Web Magazine for Information Professionals

Open Repositories 2009

Adrian Stevenson reports on the four-day annual Open Repositories conference held at Georgia Tech in Atlanta, GA, USA over 18 - 21 May 2009.

I recently attended the annual Open Repositories 2009 Conference [1] in Atlanta, Georgia which hosted 326 delegates from 23 countries. For myself, as the SWORD [2] Project Manager, the event proved to be very worthwhile. My colleague Julie Allinson and I were both able to give a plenary presentation on the first day and a half-day workshop on the final day.

Much of the conference addressed developments surrounding the Fedora, DSpace and EPrints systems that have occurred over the last year. There was also a number of presentations and discussions in respect of the new strategic partnership between the DSpace Foundation and Fedora Commons, including much mention of the new DuraSpace Project [3], a joint endeavour to provide a Web-based service for storing digital content in the cloud. Microsoft was much in evidence at the event as well, launching its new Zentity repository system as well as demonstrating and presenting its range of scholarly tools [4].

The Cutting Edge of SWORD

Adrian Stevenson, UKOLN and Julie Allinson, University of York

Julie began by giving some background to the SWORD2 Project; she explained that SWORD (Simple Web-service Offering Repository Deposit) is concerned with lowering the barriers to deposit and that before SWORD, there was no accepted, standardised means to deposit into repositories. The project team decided that the development of a profile of the Atom Publishing Protocol [5] was the best fit to meet the use cases and requirements. SWORD facilitates remote deposit of items into a repository. This could be from a user's desktop, for instance from word-processing applications. It can also facilitate multiple deposit, for example to a funder's repository, a national subject-based repository or an institutional repository, in one click. The SWORD profile provides extensions and constraints to the Atom Publishing Protocol to meet the needs of the repository community, in particular addressing requirements such as package deposit and mediated deposit, i.e. deposit on behalf of another. The project has developed and provided demonstrator repository installations of Fedora, DSpace, EPrints and Intralibrary which any user can access to test SWORD deposit. The project has also provided a number of demonstrator deposit clients that can be used with the demo repositories or any other SWORD-enabled repositories to test SWORD implementations. I then gave a live demonstration of a number of deposit clients that the SWORD2 Project has developed including a Web page-based client and a Facebook client. The presentation was well received judging by the number of questions, feedback direct to us after the talk and via some positive comments over Twitter [6].
--
* List of tasks *
(a) Which repository systems does the Open Repositories 2009 report say the SWORD2 Project set up as demonstrator installations for testing deposit?
(b) Write the next part of the Open Repositories 2009 report, continuing from its last sentence.
The records that follow are not needed for this work.
--
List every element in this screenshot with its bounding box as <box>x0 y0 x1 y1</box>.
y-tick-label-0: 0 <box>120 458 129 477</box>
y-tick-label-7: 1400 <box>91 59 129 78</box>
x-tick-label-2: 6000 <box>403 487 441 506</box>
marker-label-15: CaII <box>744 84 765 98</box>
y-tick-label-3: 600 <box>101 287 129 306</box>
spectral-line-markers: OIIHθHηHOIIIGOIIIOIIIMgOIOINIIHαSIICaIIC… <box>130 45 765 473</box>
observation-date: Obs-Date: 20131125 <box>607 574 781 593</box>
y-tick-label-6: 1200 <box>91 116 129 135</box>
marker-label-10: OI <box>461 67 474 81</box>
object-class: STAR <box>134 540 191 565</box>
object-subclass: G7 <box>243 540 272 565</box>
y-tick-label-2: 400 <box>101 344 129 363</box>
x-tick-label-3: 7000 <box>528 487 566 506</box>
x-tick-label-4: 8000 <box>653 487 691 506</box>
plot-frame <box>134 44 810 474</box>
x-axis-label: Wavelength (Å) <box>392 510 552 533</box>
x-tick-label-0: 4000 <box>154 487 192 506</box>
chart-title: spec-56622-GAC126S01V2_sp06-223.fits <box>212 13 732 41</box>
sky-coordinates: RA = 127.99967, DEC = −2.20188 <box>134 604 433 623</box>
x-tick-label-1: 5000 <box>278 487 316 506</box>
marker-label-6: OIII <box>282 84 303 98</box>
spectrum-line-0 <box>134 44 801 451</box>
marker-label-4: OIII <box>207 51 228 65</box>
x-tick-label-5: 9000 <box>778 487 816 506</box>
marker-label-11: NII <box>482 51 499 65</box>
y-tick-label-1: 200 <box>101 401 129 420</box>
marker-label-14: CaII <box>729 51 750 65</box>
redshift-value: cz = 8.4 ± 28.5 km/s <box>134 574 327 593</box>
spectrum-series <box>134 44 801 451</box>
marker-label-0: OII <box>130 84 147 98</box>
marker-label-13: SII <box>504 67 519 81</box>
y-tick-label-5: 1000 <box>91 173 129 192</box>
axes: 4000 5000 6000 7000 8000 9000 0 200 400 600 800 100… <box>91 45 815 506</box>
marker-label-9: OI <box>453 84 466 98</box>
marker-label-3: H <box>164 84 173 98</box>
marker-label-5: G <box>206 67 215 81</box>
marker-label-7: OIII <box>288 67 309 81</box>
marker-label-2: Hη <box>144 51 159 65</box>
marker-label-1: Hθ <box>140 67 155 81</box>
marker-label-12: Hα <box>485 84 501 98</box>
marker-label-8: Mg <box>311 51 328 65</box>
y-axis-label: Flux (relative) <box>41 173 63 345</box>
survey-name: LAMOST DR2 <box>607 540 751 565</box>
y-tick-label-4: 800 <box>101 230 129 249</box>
--
* Final results *
(a) Fedora, DSpace, EPrints, Intralibrary

(b)
photo (52KB) : Georgia Tech campus

Georgia Tech campus

Connecting Authors and Repositories through SWORD

Pablo Fernicola, Microsoft Scholarly Communications

We were followed by Pablo Fernicola from Microsoft. Pablo talked about and demonstrated the 'Authoring Add-in for Word 2007' [7] that Microsoft has developed which incorporates SWORD and which means it's now possible for authors to deposit articles directly from Word. The SWORD-related information is incorporated into template files, so all the author has to do is click a button. Moreover, through the add-in, author metadata can be gathered in a largely automated fashion, reducing duplication in data entry and author irritation.

I think it's fair to say that SWORD was a very popular topic throughout the conference, getting numerous name checks in presentations. Pablo as well as Alex Wade and Lee Dirks, also of Microsoft, have been doing a great job of marketing SWORD in their presentations about the Word Authoring Add-in and the new SWORD-enabled Zentity repository system [8] that was officially launched at the event.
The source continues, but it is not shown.